#### Task brief
Can you restate the records below word for word?

--- BEGIN Records to use ---

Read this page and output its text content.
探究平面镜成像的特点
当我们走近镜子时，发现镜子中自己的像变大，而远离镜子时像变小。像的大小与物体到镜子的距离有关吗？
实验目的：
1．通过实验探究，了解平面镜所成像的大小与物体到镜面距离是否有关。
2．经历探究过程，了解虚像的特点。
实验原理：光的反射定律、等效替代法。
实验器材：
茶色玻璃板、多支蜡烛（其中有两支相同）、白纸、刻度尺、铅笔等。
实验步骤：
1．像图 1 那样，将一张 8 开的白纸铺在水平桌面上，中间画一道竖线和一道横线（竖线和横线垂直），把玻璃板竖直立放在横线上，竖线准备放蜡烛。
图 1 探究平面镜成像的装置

--- END Records to use ---

#### Result of this exercise
Read this page and output its text content.
探究平面镜成像的特点
当我们走近镜子时，发现镜子中自己的像变大，而远离镜子时像变小。像的大小与物体到镜子的距离有关吗？
实验目的：
1．通过实验探究，了解平面镜所成像的大小与物体到镜面距离是否有关。
2．经历探究过程，了解虚像的特点。
实验原理：光的反射定律、等效替代法。
实验器材：
茶色玻璃板、多支蜡烛（其中有两支相同）、白纸、刻度尺、铅笔等。
实验步骤：
1．像图 1 那样，将一张 8 开的白纸铺在水平桌面上，中间画一道竖线和一道横线（竖线和横线垂直），把玻璃板竖直立放在横线上，竖线准备放蜡烛。
图 1 探究平面镜成像的装置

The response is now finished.